(Short problem):
Please set down, word for word, the part of the Liga Meo Azores text from "- Current: 2023–24" to "clubs from Azores.".

Liga Meo Azores
- Founded: 2013
- Country: Portugal
- Confederation: UEFA
- Divisions: 1
- Number of clubs: 10
- Level on pyramid: 5
- Promotion to: Campeonato de Portugal
- Relegation to: Ponta Delgada FA, Angra do Heroísmo FA and Horta FA
- Current champions: Operário (2nd title) (2023–24)
- Most championships: Angrense (3 titles)
- Current: 2023–24 Liga Meo Azores

= Liga Meo Azores =

The Liga Meo Açores is a Portuguese non-professional league for association football clubs from Azores.
It belongs to the 5th tier of the Portuguese football league system with the Liga 3 creation, with promotion to the 4th Tier (Campeonato de Portugal) and relegation to the 6th Tier (Regional championships from Ponta Delgada FA, Angra do Heroísmo FA and Horta FA).

(Information given):
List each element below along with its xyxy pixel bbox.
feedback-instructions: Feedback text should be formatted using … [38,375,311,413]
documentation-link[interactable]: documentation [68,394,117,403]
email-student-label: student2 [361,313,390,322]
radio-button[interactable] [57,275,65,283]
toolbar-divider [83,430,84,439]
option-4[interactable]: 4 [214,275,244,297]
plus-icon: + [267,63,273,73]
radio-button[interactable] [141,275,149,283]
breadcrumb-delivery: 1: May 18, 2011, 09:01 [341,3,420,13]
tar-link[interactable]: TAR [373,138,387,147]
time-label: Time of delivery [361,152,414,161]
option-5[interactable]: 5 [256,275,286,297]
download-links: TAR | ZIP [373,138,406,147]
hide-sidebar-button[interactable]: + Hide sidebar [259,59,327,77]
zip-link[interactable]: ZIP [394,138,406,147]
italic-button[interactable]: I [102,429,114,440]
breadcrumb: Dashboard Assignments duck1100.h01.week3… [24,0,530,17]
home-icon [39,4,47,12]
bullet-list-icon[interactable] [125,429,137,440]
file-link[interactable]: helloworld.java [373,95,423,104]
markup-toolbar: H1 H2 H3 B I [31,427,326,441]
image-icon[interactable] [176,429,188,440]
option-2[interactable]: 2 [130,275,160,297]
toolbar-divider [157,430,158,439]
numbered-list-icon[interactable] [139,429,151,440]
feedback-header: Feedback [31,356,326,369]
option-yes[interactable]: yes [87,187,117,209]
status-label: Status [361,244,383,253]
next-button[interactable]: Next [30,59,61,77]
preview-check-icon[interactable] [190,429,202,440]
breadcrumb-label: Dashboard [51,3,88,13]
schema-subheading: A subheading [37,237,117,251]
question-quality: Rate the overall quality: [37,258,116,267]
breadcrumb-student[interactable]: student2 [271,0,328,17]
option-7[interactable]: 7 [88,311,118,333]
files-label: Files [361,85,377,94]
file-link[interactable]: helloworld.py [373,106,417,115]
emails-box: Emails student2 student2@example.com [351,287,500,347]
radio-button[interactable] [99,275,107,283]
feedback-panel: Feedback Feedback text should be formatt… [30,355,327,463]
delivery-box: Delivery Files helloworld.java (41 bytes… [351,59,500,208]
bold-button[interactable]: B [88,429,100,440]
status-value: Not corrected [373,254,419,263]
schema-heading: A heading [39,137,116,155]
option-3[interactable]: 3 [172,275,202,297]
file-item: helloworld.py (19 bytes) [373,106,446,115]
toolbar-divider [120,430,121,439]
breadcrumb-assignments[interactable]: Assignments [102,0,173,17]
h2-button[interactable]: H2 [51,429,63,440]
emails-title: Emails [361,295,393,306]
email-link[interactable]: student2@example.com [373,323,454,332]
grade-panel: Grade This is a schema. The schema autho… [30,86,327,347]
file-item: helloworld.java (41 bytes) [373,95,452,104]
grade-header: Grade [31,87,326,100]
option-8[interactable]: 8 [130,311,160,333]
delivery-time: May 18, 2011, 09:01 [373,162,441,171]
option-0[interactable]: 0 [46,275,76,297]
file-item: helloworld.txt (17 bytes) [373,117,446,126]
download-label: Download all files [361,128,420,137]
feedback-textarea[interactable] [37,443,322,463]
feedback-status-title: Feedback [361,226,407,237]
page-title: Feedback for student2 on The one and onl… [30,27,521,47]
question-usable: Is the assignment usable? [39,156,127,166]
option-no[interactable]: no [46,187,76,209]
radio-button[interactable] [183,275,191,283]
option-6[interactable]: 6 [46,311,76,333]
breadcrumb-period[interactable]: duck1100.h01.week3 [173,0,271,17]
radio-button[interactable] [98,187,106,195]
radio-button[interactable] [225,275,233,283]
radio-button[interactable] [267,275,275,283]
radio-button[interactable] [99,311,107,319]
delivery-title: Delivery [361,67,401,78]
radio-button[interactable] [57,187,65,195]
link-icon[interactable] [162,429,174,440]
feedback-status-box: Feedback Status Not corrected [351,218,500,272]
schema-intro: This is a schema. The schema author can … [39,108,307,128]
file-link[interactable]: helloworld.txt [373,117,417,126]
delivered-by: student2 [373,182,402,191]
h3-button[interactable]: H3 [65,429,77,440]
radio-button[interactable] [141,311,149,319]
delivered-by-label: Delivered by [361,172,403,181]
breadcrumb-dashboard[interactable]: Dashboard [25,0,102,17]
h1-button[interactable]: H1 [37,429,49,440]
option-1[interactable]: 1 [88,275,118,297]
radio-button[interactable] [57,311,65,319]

==

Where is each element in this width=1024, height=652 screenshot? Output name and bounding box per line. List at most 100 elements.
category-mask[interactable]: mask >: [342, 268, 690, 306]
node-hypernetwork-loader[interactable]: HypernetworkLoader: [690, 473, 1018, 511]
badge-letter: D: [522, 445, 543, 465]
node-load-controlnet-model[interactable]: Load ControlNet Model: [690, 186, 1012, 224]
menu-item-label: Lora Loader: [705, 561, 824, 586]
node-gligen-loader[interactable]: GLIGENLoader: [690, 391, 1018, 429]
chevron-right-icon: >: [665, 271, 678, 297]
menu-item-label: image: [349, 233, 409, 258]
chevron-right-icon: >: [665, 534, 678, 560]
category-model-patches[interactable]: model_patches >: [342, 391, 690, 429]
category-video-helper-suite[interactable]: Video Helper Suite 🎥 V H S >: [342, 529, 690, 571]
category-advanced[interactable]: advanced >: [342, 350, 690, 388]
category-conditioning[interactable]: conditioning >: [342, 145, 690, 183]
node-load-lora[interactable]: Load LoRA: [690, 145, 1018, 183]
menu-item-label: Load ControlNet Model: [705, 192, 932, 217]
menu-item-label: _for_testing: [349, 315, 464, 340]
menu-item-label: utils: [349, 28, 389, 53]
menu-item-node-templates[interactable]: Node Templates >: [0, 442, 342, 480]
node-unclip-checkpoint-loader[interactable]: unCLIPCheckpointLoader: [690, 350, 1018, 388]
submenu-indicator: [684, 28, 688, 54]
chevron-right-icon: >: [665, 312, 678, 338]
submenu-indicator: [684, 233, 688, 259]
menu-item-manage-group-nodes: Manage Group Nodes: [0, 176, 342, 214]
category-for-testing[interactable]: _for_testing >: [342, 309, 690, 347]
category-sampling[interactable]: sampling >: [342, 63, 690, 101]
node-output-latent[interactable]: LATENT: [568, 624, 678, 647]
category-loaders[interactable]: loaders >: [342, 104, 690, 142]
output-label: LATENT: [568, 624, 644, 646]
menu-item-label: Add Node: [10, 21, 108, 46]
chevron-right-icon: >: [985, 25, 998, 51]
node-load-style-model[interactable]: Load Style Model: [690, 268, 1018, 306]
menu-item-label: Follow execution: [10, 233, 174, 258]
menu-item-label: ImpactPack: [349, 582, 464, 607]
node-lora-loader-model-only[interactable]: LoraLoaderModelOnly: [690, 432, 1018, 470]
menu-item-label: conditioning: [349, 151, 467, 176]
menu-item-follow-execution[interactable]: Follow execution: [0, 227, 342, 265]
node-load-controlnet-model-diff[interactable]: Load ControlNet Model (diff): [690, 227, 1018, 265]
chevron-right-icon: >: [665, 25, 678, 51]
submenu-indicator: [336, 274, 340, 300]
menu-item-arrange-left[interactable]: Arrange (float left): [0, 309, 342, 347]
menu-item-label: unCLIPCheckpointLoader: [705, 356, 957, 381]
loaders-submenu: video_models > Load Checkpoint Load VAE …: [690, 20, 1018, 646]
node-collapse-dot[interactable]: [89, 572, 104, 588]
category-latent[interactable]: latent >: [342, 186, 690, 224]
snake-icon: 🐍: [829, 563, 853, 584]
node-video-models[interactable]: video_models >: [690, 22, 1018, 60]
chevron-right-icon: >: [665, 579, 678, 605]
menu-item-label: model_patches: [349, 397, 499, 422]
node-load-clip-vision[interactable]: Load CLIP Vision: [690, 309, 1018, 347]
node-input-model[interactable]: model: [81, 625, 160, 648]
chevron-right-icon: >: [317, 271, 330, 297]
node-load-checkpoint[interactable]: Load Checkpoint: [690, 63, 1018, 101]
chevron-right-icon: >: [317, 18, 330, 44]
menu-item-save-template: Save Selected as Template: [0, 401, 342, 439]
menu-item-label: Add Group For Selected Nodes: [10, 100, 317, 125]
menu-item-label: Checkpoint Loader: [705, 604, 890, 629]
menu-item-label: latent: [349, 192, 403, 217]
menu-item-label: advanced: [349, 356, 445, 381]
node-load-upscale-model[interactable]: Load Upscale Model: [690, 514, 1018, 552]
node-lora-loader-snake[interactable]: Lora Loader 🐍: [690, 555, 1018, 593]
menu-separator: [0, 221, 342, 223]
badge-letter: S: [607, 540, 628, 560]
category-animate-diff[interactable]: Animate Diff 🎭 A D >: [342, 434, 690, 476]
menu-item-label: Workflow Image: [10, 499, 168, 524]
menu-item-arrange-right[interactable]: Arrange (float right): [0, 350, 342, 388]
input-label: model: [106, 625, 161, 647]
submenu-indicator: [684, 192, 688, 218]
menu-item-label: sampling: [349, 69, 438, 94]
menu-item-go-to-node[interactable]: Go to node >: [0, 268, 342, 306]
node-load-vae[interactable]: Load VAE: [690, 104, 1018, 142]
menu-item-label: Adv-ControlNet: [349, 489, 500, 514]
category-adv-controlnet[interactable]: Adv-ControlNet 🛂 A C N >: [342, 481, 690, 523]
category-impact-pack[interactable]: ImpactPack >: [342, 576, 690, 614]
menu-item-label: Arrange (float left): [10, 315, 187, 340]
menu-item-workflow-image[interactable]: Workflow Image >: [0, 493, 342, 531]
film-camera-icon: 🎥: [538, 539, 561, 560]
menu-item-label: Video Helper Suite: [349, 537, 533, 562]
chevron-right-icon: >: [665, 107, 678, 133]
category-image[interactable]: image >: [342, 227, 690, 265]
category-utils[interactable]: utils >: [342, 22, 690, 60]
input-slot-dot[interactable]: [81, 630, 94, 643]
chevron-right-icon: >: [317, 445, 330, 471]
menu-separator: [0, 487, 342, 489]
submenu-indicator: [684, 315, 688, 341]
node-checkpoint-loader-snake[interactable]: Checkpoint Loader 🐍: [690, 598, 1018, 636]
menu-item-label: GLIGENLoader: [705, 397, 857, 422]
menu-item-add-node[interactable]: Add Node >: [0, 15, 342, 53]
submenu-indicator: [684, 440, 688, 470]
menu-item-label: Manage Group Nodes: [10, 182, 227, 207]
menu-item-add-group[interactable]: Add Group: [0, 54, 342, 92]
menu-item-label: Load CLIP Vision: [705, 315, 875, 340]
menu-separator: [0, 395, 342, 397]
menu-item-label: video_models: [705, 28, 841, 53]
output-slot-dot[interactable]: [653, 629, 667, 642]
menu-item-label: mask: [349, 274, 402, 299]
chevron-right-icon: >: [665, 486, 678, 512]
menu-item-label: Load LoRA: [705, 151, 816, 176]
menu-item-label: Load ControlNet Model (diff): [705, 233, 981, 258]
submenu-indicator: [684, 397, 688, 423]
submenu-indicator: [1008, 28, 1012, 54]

(Answer for this exercise):
- Current: 2023–24 Liga Meo Azores

= Liga Meo Azores =

The Liga Meo Açores is a Portuguese non-professional league for association football clubs from Azores.